TEXT SEGMENT:
BEGIN
- Regarding the possibility of confusion of Defendant’s and Plaintiff’s products. While the products do differ in how much they are priced and where they are sold, it is still possible for consumers to relate the Defendant’s commodities in some way to the Plaintiff’s when seeing similar signs, considering the popularity of the latter. Such utilization of the Plaintiff’s fame would contribute to an unfair advantage for the Defendant’s offerings over products of their like. It is plain that the coexistence of Defendant’s and Plaintiff’s products causes confusion among the consuming public.
- On the above grounds, the first instance court held that the Defendant’s use of signs similar to the Plaintiff’s registered trademarks on the same or similar goods is an intentional act to capitalize on the Plaintiff’s famous trademarks and is likely to confuse the relevant public. Hence, the Defendant’s conduct constitutes infringement of exclusive trademark rights.
HFL Comments:
- Factors to be considered when judging trademark similarity are: the fame of the cited trademark and the defendant’s other attempts of imitation (e.g. slogan, packages etc.) in addition to the similarity per se. Such aspects weigh significantly when court deals with trademark infringement and looks at whether the disputed and the cited trademarks are similar in the meaning of the Trademark Law. Moreover, according to our experiences in practice, products or services on which the trademark in question is used also matter. It is because the likelihood of confusion varies as consumers pay different attention to different products. For example, goods affecting life and health or costing a larger sum such as real estates or automobiles, or printed with bigger signs generally attract more attention. Therefore, even if the signs themselves are similar, they are still allowed to coexist when their target consumers tend to be more cautious as in the case of car brandsand. Another opposite example can be seen when dealing with watch brands, because the logo printing area in the watch dial itself is relatively small, minor differences are imperceptible to the normal public and are likely to cause confusion and misidentification.
- Factors to be considered when judging the likelihood of confusion are: the registered trademark’s distinctiveness and reputation, the intention of the defendant, the extent of attention given by the consuming public, evidence of actual confusion along with other relevant factors and their influence on each other.
END
DATA SHOWN:
BEGIN
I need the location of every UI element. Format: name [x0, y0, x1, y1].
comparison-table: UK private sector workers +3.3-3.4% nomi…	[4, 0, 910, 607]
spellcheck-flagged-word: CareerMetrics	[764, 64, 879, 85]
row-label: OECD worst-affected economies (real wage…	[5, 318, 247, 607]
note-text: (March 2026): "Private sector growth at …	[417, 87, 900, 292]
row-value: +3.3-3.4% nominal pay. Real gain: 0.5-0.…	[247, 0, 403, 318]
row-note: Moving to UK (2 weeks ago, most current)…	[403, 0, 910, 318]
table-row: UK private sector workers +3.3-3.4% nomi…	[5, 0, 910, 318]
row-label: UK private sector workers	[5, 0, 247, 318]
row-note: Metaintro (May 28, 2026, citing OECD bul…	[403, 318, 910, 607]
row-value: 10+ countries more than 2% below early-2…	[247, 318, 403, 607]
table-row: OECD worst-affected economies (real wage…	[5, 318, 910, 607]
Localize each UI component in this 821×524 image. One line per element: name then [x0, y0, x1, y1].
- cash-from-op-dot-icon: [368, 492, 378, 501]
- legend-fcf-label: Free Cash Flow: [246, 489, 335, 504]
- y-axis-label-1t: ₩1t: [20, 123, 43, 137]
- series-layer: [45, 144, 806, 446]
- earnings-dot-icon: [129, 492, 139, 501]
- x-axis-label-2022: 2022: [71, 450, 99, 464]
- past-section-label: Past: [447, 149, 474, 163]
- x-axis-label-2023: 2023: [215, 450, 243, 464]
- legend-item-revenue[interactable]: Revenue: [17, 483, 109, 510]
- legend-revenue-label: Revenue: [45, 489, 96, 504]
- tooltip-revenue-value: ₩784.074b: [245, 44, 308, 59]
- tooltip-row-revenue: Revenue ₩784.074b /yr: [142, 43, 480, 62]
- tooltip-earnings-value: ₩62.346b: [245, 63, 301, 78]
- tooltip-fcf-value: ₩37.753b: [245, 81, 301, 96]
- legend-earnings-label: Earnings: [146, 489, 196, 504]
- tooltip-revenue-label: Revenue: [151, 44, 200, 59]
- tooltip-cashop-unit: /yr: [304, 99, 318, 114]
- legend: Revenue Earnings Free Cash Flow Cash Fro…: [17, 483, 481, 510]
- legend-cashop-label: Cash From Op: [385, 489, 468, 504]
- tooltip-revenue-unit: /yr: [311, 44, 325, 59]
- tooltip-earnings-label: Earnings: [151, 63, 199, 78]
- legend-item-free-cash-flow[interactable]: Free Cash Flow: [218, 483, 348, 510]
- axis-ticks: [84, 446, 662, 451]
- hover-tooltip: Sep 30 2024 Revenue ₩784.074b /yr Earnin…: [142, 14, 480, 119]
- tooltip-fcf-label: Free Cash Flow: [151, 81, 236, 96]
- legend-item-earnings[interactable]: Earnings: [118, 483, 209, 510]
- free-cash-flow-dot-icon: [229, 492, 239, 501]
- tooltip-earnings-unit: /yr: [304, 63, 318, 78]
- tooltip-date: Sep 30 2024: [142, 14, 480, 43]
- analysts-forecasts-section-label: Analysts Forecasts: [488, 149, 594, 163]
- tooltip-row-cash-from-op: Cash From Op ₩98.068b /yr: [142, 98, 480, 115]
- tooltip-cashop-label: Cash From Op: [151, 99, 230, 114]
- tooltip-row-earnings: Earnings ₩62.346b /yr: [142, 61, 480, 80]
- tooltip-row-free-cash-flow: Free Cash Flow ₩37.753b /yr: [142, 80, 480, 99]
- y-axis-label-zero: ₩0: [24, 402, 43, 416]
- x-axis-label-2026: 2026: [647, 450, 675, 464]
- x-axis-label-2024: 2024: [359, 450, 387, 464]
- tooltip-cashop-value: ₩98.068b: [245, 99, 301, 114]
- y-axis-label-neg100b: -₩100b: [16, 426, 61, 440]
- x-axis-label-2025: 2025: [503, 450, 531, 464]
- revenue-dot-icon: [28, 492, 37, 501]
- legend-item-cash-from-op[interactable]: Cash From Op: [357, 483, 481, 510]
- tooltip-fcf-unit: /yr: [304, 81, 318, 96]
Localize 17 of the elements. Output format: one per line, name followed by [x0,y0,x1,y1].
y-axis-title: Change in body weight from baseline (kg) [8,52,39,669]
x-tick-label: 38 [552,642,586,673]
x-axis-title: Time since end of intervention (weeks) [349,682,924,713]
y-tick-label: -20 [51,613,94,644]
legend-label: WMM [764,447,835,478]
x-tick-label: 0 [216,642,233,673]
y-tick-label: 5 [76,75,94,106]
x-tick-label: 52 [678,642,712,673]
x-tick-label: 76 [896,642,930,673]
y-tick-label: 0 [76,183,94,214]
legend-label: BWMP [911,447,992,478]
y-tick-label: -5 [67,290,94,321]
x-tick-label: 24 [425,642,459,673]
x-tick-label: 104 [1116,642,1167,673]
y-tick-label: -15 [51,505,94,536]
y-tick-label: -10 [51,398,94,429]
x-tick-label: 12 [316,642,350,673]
END
WORK ITEM: Rewrite the stretch of the trademark text from "- On the above" through "exclusive trademark rights.", replacing "first instance court" with "trial court".

TASK OUTPUT:
- On the above grounds, the trial court held that the Defendant’s use of signs similar to the Plaintiff’s registered trademarks on the same or similar goods is an intentional act to capitalize on the Plaintiff’s famous trademarks and is likely to confuse the relevant public. Hence, the Defendant’s conduct constitutes infringement of exclusive trademark rights.